[Data entries]
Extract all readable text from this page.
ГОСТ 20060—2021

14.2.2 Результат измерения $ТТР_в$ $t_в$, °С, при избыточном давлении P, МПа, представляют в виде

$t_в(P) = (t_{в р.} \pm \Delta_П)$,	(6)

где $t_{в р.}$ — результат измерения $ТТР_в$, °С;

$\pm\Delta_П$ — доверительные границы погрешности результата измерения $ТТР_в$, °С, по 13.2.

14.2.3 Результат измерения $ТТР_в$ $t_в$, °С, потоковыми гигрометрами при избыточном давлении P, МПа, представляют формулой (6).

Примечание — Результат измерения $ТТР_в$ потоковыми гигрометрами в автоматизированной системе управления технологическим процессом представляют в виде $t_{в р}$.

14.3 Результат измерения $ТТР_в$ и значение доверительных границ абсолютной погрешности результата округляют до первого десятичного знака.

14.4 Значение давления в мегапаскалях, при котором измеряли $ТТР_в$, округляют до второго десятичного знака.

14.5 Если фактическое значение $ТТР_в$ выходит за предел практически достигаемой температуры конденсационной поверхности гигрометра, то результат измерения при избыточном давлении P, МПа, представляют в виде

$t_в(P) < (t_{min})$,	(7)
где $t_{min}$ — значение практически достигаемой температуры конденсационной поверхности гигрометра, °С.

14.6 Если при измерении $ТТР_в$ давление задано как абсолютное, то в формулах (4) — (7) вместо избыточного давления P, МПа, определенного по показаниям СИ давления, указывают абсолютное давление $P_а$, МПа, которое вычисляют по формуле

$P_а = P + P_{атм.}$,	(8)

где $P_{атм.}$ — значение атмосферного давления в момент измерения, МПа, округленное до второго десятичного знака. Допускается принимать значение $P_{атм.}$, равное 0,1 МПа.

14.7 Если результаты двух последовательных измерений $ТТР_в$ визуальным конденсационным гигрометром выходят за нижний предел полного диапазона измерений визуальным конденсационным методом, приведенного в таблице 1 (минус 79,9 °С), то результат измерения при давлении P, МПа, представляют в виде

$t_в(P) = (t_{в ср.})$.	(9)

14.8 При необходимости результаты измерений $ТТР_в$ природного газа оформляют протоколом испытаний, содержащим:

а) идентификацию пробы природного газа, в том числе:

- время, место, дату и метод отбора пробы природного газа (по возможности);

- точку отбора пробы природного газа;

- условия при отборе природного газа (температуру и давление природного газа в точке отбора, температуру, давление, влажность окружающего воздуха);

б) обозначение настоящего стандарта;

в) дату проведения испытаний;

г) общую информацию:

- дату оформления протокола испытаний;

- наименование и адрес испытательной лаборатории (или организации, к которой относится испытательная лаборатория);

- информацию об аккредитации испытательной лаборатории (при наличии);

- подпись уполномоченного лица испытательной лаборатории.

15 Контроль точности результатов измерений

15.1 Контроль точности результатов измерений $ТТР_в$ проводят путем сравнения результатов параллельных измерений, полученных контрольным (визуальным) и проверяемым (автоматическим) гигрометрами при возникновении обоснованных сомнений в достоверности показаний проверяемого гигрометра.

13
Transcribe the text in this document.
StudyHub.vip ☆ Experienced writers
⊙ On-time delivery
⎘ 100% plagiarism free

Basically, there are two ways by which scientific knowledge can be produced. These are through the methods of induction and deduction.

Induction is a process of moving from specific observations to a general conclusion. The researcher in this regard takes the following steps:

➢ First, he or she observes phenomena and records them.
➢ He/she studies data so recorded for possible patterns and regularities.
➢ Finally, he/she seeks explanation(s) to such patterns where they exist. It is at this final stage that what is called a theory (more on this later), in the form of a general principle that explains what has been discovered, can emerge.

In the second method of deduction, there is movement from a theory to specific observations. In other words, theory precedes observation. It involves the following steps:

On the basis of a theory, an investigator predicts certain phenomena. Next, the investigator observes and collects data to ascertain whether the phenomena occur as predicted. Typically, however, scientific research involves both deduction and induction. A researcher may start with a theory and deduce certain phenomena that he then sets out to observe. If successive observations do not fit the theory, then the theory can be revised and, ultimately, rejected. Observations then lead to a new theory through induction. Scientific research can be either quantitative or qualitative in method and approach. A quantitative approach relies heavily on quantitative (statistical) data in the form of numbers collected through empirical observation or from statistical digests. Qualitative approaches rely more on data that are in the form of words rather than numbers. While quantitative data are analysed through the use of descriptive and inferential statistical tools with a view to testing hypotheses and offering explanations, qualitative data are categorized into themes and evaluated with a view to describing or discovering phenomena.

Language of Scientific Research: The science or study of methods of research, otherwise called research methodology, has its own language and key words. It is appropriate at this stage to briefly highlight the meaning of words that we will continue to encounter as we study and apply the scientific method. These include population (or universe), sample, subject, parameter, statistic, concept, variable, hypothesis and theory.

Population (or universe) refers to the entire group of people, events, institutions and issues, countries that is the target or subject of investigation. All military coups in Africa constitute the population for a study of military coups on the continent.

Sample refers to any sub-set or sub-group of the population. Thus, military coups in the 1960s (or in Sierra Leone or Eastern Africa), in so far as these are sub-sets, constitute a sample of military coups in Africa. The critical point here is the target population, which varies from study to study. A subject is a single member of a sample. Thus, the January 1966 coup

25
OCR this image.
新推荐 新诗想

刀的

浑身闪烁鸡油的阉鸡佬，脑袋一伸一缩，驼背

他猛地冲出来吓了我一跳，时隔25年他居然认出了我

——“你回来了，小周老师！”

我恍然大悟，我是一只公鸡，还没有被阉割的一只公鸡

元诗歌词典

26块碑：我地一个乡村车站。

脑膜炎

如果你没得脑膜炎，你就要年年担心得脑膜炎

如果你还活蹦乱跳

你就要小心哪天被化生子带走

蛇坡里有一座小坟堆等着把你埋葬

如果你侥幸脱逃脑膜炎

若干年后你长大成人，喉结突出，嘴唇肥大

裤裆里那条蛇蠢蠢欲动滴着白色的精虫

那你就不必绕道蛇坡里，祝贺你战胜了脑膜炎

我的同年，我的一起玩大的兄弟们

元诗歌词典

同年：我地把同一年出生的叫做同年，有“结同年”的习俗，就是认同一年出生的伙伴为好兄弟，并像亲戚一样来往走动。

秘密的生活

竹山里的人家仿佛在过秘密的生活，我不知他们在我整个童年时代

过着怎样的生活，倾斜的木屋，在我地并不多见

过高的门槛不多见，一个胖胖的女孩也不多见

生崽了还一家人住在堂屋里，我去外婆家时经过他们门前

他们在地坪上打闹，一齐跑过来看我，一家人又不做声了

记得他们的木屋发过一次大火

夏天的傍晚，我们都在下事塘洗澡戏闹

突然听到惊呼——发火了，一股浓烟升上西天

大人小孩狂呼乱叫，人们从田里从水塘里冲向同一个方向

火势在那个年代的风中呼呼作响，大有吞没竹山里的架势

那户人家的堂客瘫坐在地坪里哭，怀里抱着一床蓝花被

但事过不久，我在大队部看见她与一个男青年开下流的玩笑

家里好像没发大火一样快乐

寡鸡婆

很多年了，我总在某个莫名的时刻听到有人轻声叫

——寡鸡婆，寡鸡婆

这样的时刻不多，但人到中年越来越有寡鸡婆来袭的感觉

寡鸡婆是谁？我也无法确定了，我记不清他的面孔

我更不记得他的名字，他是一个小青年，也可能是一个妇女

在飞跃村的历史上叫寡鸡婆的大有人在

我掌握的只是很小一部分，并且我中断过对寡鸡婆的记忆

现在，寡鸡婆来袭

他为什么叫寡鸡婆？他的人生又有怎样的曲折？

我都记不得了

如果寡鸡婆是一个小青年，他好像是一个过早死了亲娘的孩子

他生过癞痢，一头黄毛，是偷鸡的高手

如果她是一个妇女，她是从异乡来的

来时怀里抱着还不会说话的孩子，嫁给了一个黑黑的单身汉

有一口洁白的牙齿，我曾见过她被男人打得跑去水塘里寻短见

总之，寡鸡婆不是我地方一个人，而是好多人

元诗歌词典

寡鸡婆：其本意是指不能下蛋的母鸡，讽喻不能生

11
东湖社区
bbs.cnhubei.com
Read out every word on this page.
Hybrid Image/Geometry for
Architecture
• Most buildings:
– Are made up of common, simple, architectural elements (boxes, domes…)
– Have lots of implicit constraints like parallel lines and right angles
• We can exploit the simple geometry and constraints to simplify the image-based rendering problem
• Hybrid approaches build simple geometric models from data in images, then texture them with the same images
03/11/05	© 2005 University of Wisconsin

Description of the task
Only the lines from the one containing "Read out every word on this page." to the end of the data should be printed, exactly as they stand.

Exercise answer
Read out every word on this page.
Hybrid Image/Geometry for
Architecture
• Most buildings:
– Are made up of common, simple, architectural elements (boxes, domes…)
– Have lots of implicit constraints like parallel lines and right angles
• We can exploit the simple geometry and constraints to simplify the image-based rendering problem
• Hybrid approaches build simple geometric models from data in images, then texture them with the same images
03/11/05	© 2005 University of Wisconsin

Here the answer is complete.